═════ Extracted material
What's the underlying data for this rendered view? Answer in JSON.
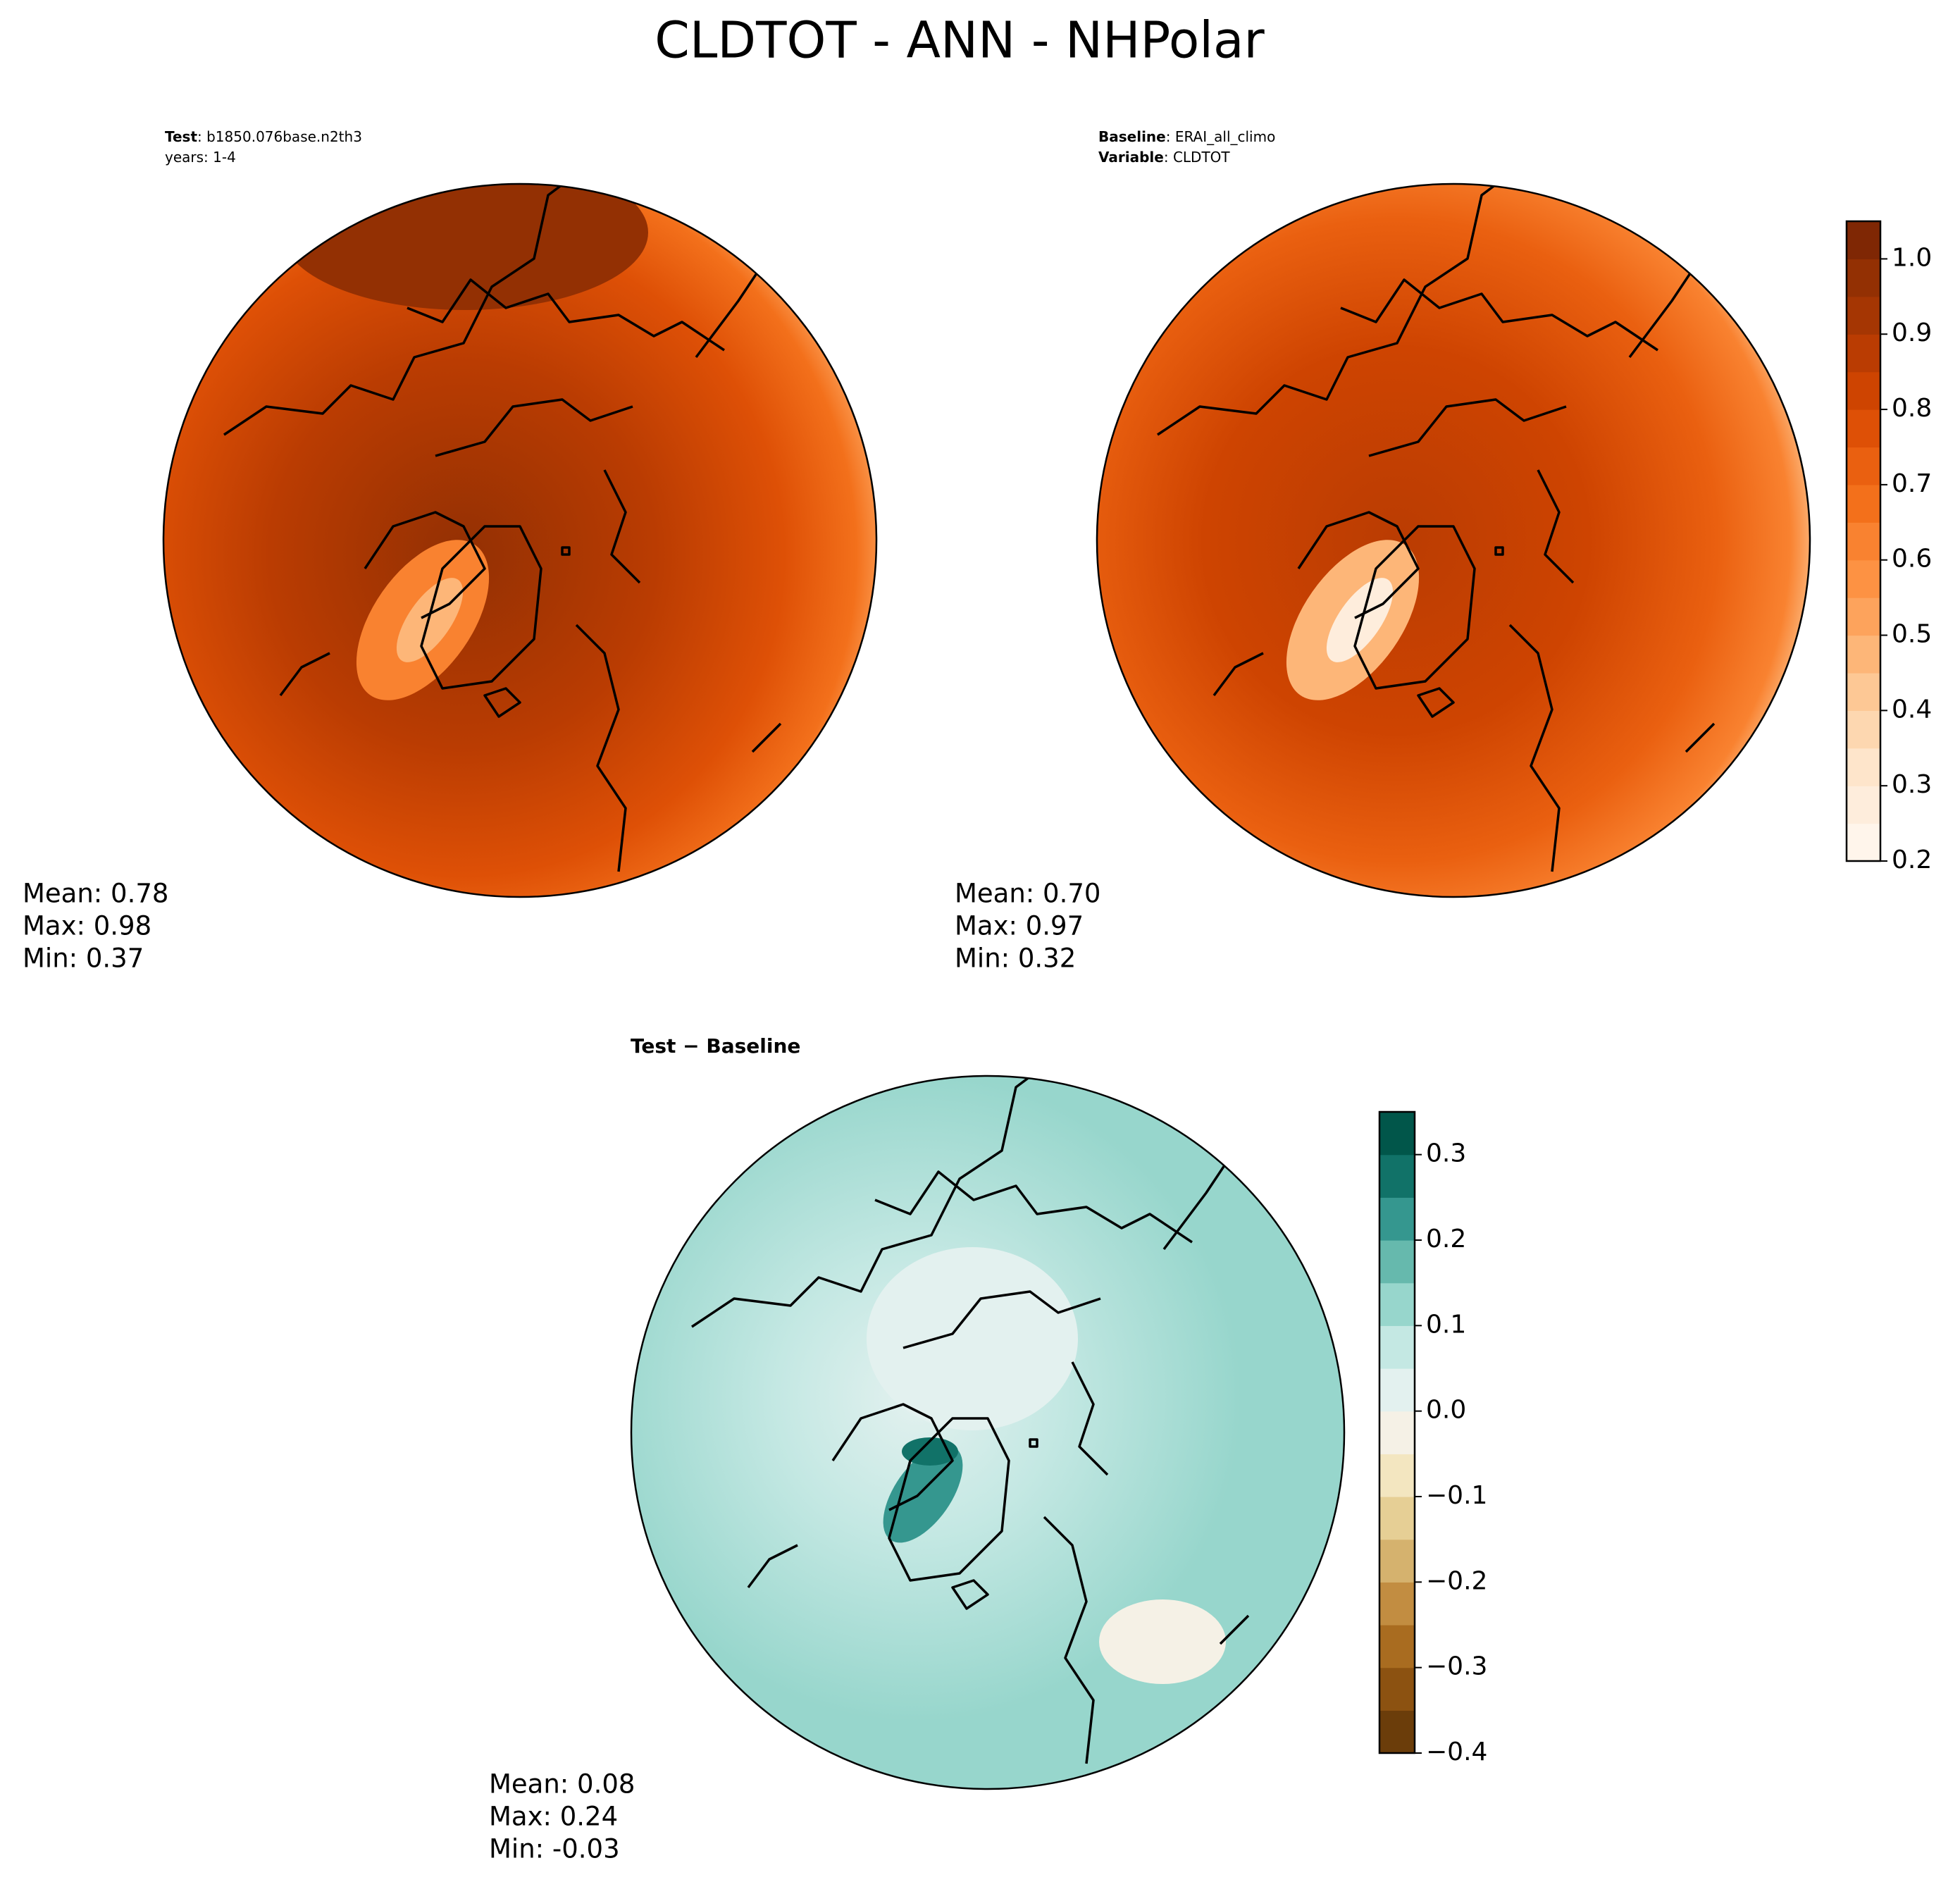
{
  "figure": {
    "title": "CLDTOT - ANN - NHPolar",
    "panels": [
      {
        "header": [
          {
            "label": "Test",
            "text": ": b1850.076base.n2th3"
          },
          {
            "text": "years: 1-4"
          }
        ],
        "stats": [
          "Mean:  0.78",
          "Max:  0.98",
          "Min:  0.37"
        ]
      },
      {
        "header": [
          {
            "label": "Baseline",
            "text": ": ERAI_all_climo"
          },
          {
            "label": "Variable",
            "text": ": CLDTOT"
          }
        ],
        "stats": [
          "Mean:  0.70",
          "Max:  0.97",
          "Min:  0.32"
        ]
      },
      {
        "header": [
          {
            "label": "Test − Baseline"
          }
        ],
        "stats": [
          "Mean:  0.08",
          "Max:  0.24",
          "Min: -0.03"
        ]
      }
    ],
    "colorbars": [
      {
        "lim": [
          0.2,
          1.05
        ],
        "ticks": [
          0.2,
          0.3,
          0.4,
          0.5,
          0.6,
          0.7,
          0.8,
          0.9,
          {
            "value": 1,
            "label": "1.0"
          }
        ],
        "colors": [
          "#fff5eb",
          "#feeddc",
          "#fee5cb",
          "#fdd7b0",
          "#fdc895",
          "#fdb678",
          "#fda35c",
          "#fd9243",
          "#f98230",
          "#f3701b",
          "#ea6010",
          "#de5006",
          "#ce4401",
          "#ba3c02",
          "#a53603",
          "#933003",
          "#7f2704"
        ]
      },
      {
        "lim": [
          -0.4,
          0.35
        ],
        "ticks": [
          {
            "value": -0.4,
            "label": "−0.4"
          },
          {
            "value": -0.3,
            "label": "−0.3"
          },
          {
            "value": -0.2,
            "label": "−0.2"
          },
          {
            "value": -0.1,
            "label": "−0.1"
          },
          {
            "value": 0,
            "label": "0.0"
          },
          0.1,
          0.2,
          0.3
        ],
        "colors": [
          "#6b3d0a",
          "#8c5211",
          "#a96c20",
          "#c28d41",
          "#d5b26e",
          "#e6cf95",
          "#f3e6c0",
          "#f5f1e6",
          "#e3f1ef",
          "#c4e8e3",
          "#97d6cc",
          "#66b9ad",
          "#35978f",
          "#117268",
          "#01564a"
        ]
      }
    ]
  }
}
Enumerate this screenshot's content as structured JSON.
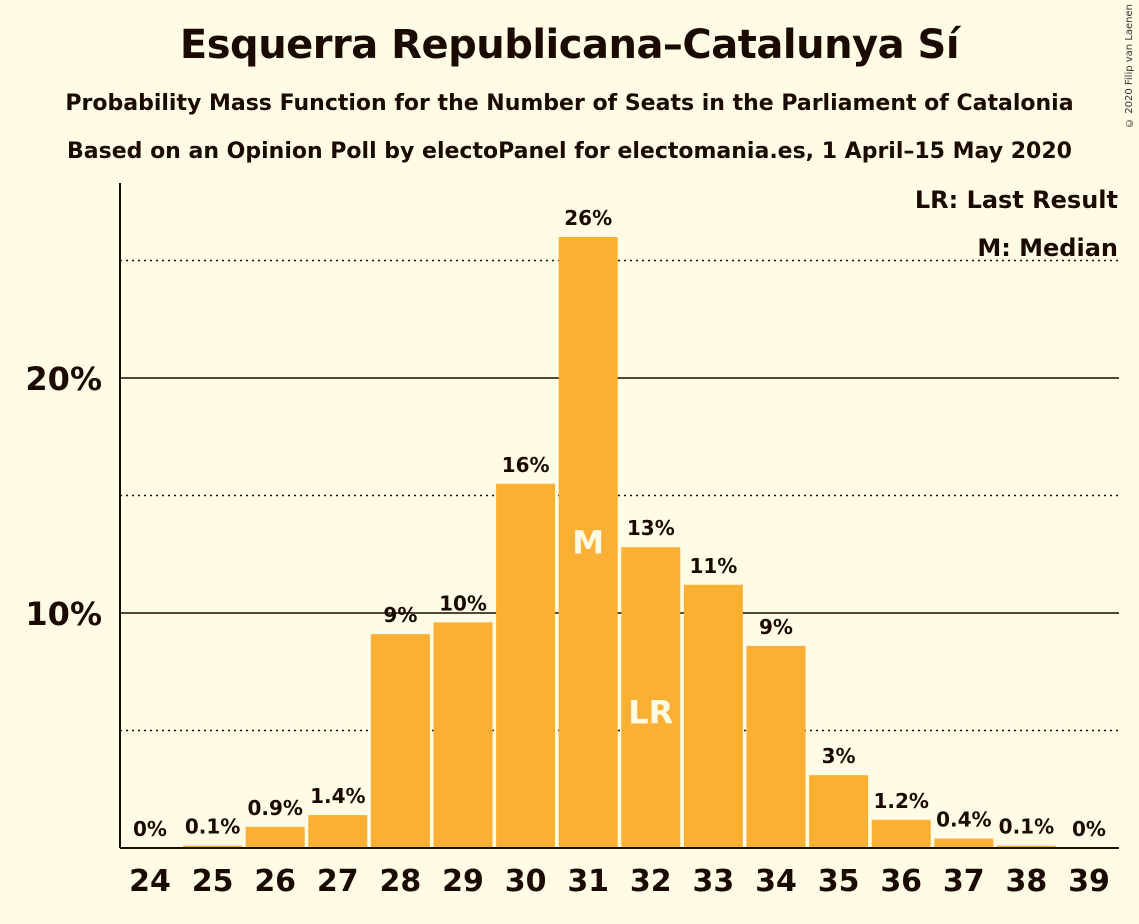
══════════
Set exercise | Pull every line containing "CLDTOT" out of the data above.

Result |
    "title": "CLDTOT - ANN - NHPolar",
            "text": ": CLDTOT"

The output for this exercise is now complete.